■ Excerpt provided
1995 Score Summit #42 Andres Galarraga
Not every card of Andres Galarraga can be a relic, but it's one of just a few I received from 1995 Score Summit. It's surprisingly thick, and a rarely-seen set in these parts. The team logo scans even a little better than it looks in person, an eye-catching gold medallion on a white background.

The card back is unusual. It breaks down his monthly statistics into a grid, which is then overlaid on a baseball diamond. It's a bit hard to decipher, and is a bit depressing, because the months of August and September 1994 are conspicuous strike-impacted columns of zeroes. Of all the years to give out monthly stats, 1994 is a terrible pick. Galarraga experienced a season-ending injury in late July 1994, so his August looks even worse than other players in this set, but in effect, he only lost a couple weeks of playing time.

1995 Score Summit #42 Andres Galarraga (Reverse)
At least the photo on the back is a good one. It shows Galarraga in the dugout holding a "Catch the Fever" pennant, likely an item of fan memorabilia he was asked to sign. He also has those wraparound shades that everyone was sporting in the 1990s.

1995 Score Summit #149 Juan Acevedo (RC)
As was common with Score sets, the Rookies got a little bit of a different design. Check Juan Acevedo's card in 1995 Score Select to see what I mean. In Summit, the gold team logo shifted toward the left, which partially covers a rocky-looking silhouette at the bottom. It looks a little like a canyon wall but it could just be houses.

Both Beckett and much of the hobby seem to have a convention of dropping the main brand from sets like these. It's just listed as "Summit", even though Score's logo is clearly displayed. Same thing goes for Pacific "Paramount", and most famously, Fleer "Ultra". Even Topps "Finest" can't escape that fate, yet Topps Chrome seems to retain its full name. I tend to go back and forth, but I'm not above overriding an official Beckett listing from time to time. Like right now.

1991 Topps Archives 1953 #332 Eleanor Engle
Obviously, the Rockies were nowhere to be found in 1991 Topps Archives, one of Topps' earlier offerings to resurrect an old design, in this case, the 1953 set. Nachos Grande was nice enough to include one anyway, since the Mets are absent, too. It's somewhat rare as overproduction-era sets go. The final grouping of cards in the set are all part of a "The Cards that Never Were" subset, noted as such on the back, and can be differentiated by their strangely-colored backgrounds.

■ Task description
In the baseball card excerpt, which older set's design does 1991 Topps Archives bring back?

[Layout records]
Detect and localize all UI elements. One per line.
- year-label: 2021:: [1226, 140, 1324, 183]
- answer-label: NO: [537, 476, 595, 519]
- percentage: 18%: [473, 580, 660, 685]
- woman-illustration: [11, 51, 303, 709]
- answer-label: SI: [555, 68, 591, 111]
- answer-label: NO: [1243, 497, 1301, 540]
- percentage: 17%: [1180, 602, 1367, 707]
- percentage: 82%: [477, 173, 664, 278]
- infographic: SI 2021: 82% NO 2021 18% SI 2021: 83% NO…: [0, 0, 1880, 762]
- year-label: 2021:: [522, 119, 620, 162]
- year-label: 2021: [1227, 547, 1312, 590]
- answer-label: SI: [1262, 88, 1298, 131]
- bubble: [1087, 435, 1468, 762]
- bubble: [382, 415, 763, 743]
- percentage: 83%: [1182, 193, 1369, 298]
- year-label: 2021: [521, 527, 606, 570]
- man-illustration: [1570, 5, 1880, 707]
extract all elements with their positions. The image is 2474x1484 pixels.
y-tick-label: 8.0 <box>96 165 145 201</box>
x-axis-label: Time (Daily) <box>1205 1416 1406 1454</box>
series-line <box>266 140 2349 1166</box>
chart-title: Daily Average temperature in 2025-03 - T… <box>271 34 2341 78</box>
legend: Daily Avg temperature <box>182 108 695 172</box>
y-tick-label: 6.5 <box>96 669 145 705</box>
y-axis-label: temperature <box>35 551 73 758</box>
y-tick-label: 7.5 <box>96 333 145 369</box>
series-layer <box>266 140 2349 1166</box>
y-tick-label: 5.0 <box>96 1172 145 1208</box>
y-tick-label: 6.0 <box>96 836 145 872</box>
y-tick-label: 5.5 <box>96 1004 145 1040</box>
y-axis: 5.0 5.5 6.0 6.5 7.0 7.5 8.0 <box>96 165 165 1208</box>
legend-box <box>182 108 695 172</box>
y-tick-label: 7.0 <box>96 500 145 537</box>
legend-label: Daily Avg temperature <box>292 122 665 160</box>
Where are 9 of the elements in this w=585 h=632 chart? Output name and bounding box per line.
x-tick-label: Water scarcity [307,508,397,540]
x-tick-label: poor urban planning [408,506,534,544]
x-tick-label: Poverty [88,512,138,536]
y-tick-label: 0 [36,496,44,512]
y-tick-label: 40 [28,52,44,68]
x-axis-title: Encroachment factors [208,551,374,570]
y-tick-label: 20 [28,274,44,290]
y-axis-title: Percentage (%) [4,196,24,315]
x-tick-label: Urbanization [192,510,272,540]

■ Task answer
The 1953 set.